Find how many lines in the data below mention "Lissé". Give the number only.

- - - - - - -

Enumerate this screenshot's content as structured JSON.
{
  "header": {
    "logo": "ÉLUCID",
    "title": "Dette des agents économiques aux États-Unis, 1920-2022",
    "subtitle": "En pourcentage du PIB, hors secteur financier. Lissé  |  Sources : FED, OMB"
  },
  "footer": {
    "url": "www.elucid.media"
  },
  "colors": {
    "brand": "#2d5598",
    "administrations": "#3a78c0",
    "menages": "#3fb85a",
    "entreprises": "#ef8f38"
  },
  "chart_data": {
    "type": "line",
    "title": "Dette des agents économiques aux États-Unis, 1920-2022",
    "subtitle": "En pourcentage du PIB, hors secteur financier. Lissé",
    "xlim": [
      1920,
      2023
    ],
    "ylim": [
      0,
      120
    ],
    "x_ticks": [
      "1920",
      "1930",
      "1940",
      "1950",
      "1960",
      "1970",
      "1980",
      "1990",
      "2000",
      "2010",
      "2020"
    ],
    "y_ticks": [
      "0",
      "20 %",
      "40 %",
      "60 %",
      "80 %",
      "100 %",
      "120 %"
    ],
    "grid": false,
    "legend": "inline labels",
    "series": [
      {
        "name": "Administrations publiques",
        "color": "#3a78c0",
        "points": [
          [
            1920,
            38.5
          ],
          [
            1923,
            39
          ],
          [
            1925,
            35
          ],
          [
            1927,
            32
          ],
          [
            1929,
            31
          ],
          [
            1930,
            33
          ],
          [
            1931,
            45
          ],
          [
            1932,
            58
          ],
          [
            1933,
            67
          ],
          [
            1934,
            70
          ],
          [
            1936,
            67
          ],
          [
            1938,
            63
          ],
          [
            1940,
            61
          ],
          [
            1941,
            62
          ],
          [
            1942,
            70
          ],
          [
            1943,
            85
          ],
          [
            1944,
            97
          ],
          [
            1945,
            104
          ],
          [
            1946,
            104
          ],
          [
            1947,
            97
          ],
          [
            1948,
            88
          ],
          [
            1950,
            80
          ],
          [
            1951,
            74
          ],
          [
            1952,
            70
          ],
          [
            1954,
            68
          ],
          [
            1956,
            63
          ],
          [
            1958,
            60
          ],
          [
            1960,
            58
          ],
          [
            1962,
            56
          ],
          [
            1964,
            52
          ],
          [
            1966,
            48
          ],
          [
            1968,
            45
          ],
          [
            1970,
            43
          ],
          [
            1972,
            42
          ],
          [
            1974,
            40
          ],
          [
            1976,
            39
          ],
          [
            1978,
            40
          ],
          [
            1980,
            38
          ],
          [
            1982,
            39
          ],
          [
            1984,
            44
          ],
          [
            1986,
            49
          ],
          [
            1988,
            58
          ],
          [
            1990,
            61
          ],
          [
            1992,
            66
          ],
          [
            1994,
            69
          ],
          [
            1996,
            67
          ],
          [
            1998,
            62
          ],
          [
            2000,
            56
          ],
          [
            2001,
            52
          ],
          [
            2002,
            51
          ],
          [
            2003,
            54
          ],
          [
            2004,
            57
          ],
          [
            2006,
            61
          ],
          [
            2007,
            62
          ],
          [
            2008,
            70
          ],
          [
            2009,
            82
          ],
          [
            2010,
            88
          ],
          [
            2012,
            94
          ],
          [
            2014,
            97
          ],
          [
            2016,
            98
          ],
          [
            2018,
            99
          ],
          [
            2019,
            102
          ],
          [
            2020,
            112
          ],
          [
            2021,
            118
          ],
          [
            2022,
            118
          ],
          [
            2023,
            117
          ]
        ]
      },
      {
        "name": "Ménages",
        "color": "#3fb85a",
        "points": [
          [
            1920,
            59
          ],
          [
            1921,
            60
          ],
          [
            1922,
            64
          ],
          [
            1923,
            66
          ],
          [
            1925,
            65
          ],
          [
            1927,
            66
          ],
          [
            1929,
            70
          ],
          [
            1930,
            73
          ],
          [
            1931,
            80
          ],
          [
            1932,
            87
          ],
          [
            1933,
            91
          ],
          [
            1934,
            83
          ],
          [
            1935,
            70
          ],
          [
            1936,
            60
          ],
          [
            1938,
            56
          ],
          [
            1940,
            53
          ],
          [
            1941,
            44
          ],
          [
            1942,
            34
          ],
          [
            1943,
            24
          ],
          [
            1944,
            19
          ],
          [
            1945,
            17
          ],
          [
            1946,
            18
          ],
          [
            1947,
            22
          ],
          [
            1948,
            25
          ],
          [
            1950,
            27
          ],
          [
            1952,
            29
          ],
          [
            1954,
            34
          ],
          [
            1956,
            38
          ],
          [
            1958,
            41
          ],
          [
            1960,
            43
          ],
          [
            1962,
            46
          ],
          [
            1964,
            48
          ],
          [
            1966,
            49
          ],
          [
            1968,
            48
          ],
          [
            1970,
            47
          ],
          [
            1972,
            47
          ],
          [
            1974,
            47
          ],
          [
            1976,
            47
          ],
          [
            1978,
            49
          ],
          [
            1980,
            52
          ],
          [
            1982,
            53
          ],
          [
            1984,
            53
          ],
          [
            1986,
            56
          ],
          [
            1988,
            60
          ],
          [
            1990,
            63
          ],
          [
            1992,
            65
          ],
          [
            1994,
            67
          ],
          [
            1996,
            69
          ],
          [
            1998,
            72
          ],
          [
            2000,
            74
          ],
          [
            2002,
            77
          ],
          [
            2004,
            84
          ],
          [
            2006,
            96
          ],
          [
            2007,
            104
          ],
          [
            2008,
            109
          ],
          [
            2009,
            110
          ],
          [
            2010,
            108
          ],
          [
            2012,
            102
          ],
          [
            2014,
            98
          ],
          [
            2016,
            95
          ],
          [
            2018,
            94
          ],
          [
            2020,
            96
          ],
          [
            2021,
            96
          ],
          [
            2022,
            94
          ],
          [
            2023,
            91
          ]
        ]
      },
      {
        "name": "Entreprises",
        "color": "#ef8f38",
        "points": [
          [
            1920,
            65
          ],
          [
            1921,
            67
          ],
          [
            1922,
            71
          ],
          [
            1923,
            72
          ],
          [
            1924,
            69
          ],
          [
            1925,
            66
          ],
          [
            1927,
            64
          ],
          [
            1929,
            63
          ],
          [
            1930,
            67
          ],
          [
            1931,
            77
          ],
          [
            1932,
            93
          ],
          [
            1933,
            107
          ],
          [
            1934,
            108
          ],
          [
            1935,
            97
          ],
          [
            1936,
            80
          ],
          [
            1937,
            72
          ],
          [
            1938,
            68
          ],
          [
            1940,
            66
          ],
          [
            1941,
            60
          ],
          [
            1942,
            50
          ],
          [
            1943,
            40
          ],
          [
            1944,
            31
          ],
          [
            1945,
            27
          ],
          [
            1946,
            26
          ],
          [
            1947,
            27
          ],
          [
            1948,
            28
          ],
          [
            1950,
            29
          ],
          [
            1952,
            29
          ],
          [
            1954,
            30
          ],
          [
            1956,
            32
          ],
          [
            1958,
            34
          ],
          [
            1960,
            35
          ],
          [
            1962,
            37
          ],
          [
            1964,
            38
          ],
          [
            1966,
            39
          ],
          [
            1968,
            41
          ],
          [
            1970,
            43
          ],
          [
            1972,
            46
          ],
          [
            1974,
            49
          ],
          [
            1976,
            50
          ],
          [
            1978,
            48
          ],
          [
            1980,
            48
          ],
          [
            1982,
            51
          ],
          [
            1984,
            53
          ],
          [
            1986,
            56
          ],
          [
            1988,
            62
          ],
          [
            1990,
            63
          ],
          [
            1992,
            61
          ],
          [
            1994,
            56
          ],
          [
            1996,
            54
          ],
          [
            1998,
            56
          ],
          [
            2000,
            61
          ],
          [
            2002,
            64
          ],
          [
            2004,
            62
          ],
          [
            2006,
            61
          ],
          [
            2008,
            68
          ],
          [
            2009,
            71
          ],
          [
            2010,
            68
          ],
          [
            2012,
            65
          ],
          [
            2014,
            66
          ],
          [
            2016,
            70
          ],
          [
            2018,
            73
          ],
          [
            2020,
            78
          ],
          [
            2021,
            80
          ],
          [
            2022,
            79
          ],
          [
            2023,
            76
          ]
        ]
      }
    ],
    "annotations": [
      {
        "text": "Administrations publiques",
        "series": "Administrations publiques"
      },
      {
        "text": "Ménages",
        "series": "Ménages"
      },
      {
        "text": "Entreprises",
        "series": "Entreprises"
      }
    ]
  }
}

- - - - - - -

| ANSWER TO THE PROBLEM |
2